> Your objective:
From the listing below, return each line that includes "What".

> Input:
◇ ◇ ◇ ◇ ◇

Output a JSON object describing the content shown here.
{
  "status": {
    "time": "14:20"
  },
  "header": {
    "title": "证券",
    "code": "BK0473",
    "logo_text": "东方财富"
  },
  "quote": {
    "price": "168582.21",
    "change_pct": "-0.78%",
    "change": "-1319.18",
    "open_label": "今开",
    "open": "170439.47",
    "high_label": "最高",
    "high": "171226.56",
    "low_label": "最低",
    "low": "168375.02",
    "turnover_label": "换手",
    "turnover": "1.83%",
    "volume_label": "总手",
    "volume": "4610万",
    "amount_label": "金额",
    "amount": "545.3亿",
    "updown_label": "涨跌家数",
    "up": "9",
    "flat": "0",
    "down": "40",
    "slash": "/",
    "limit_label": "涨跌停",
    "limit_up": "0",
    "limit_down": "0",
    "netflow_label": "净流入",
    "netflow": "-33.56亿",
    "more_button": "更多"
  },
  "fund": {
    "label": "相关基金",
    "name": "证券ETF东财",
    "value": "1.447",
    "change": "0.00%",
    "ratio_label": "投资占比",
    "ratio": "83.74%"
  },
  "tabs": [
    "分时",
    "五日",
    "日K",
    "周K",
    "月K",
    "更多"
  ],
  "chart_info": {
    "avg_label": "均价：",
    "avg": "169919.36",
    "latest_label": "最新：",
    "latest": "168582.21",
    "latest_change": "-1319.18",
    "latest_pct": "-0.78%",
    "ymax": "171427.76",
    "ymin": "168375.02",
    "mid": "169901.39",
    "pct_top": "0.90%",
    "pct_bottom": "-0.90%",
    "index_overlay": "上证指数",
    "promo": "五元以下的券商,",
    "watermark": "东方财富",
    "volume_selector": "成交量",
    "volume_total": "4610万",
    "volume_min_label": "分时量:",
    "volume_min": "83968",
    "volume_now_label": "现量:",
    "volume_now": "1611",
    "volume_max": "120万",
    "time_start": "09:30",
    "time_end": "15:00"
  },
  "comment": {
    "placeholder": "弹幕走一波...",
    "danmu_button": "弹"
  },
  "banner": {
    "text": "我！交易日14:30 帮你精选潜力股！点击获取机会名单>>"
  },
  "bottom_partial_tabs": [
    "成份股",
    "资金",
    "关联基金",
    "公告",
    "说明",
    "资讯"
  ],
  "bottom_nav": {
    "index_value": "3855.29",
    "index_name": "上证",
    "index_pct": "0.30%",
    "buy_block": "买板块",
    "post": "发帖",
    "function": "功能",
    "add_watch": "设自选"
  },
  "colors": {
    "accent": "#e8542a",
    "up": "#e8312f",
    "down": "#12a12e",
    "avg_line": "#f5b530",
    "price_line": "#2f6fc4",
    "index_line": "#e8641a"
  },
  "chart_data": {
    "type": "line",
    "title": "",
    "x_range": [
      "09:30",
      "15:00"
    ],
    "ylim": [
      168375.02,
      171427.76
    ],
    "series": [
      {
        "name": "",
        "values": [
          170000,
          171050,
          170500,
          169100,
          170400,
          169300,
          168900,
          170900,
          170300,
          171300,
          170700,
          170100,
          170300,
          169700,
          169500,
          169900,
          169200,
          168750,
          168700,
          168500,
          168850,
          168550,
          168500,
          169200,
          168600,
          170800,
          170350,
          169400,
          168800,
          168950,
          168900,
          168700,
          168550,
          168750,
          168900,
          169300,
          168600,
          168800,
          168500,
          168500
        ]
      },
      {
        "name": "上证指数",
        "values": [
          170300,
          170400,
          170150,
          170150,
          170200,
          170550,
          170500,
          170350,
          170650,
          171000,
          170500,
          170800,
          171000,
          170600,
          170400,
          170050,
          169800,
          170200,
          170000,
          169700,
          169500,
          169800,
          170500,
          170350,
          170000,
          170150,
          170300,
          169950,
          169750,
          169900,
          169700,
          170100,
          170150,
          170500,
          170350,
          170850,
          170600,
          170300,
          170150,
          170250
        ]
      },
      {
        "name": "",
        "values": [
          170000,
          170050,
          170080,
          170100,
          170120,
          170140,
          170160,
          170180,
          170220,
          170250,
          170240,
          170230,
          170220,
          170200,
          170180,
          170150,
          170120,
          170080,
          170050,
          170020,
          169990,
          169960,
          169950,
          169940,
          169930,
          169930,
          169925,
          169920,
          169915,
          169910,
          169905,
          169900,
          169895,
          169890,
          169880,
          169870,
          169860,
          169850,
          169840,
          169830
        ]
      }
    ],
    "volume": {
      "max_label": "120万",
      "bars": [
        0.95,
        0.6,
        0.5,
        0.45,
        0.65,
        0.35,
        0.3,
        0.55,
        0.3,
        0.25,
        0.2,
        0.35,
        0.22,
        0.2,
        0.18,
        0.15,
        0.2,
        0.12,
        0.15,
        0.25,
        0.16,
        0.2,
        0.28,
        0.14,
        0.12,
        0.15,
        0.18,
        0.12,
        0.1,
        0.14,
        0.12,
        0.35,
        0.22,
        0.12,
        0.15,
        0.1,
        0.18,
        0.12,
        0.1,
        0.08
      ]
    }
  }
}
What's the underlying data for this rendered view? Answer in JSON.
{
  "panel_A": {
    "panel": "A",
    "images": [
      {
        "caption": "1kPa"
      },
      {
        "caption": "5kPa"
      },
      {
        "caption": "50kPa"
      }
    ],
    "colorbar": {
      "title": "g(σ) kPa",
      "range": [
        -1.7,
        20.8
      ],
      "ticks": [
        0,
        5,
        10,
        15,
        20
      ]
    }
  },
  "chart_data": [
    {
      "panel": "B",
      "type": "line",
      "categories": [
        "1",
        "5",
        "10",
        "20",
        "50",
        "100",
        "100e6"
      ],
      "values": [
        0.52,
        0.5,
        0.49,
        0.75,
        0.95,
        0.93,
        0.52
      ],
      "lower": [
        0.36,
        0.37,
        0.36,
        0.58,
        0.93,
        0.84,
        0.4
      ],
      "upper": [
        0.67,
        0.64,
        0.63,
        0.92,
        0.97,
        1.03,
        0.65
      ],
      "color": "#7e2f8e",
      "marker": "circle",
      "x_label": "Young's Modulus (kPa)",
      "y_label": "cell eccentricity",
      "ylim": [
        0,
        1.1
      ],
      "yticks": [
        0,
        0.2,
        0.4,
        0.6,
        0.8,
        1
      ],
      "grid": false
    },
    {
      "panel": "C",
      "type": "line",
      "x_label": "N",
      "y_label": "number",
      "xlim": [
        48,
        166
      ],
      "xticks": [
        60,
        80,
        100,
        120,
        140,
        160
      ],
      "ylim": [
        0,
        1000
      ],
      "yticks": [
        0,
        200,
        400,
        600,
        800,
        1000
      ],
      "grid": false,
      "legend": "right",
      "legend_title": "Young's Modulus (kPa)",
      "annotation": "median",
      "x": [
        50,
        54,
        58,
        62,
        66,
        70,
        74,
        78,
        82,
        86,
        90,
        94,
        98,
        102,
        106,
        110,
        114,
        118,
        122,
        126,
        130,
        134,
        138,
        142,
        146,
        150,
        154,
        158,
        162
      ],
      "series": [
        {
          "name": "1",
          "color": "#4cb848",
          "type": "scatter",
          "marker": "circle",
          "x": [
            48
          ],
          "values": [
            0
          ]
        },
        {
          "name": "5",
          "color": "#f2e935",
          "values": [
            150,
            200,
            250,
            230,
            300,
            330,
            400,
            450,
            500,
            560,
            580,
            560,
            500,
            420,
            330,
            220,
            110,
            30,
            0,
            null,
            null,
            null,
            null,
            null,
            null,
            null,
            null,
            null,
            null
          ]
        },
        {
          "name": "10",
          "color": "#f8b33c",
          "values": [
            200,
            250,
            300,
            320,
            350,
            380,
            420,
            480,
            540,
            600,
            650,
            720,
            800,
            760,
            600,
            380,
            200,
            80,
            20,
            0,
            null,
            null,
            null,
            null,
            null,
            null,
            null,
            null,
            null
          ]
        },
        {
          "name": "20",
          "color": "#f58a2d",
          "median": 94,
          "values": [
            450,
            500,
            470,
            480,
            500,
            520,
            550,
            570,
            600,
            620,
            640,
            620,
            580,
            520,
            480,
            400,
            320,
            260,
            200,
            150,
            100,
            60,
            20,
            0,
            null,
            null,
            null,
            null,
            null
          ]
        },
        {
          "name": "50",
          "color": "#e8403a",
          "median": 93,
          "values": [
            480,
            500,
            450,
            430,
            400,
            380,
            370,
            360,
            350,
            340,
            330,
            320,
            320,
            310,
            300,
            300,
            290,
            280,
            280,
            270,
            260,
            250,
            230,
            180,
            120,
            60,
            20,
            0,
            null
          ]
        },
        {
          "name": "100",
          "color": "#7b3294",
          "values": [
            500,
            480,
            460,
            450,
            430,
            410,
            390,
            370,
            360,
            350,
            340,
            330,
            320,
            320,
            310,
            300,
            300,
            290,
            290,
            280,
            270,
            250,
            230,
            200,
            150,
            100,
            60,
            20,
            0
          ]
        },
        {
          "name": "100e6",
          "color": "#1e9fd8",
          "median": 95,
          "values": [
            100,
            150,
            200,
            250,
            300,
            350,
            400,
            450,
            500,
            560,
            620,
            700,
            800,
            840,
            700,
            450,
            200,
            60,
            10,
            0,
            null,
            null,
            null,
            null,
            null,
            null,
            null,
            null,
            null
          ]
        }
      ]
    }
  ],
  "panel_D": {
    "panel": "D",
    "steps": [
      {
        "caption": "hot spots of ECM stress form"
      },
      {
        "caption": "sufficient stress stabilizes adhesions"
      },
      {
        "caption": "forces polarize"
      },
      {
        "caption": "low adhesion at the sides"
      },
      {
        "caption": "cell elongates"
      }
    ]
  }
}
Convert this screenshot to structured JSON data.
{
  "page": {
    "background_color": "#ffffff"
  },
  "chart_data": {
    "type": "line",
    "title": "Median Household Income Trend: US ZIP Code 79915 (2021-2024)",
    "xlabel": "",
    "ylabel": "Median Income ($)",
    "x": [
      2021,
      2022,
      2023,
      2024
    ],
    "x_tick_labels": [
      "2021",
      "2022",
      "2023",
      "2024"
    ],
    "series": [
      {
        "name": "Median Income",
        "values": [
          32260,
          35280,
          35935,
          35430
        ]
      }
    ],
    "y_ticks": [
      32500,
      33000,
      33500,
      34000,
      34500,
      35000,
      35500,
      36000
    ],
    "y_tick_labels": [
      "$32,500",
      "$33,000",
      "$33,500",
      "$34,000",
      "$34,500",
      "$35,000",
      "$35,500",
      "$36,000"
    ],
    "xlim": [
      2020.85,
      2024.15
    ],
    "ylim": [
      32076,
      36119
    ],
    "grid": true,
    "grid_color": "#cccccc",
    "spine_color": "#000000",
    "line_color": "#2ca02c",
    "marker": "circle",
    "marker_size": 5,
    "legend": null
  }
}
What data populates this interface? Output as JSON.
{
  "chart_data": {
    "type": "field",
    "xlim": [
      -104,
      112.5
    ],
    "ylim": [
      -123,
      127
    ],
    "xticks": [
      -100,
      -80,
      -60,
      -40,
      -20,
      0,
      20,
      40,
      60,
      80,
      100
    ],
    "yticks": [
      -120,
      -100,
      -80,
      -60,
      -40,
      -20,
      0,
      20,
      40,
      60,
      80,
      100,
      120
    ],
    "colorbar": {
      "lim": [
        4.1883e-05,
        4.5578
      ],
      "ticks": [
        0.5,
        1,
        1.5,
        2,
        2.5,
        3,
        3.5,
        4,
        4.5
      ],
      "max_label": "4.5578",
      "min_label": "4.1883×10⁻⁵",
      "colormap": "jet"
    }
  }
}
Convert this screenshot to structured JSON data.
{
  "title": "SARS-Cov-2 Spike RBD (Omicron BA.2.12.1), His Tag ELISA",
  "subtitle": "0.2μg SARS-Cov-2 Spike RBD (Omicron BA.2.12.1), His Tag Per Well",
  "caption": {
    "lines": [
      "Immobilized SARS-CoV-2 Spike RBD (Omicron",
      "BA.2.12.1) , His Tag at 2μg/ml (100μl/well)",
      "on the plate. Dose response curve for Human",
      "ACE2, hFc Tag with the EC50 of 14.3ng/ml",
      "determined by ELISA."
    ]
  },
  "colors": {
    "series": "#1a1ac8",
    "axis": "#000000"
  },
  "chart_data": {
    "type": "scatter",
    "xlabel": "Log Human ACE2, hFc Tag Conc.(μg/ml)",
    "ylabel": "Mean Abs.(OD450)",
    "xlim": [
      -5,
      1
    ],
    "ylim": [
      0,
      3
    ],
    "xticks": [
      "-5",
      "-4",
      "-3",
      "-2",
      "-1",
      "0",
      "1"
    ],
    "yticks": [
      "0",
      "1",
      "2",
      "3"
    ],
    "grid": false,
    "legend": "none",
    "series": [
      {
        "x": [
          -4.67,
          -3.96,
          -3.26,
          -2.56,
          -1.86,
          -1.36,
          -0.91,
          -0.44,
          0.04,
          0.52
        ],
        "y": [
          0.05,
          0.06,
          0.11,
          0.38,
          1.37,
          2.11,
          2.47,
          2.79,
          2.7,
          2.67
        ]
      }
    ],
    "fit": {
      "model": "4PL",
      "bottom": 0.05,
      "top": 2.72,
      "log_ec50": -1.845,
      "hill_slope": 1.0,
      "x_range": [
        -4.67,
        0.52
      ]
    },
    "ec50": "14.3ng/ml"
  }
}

◇ ◇ ◇ ◇ ◇

> Answer to the problem:
What's the underlying data for this rendered view? Answer in JSON.
What data populates this interface? Output as JSON.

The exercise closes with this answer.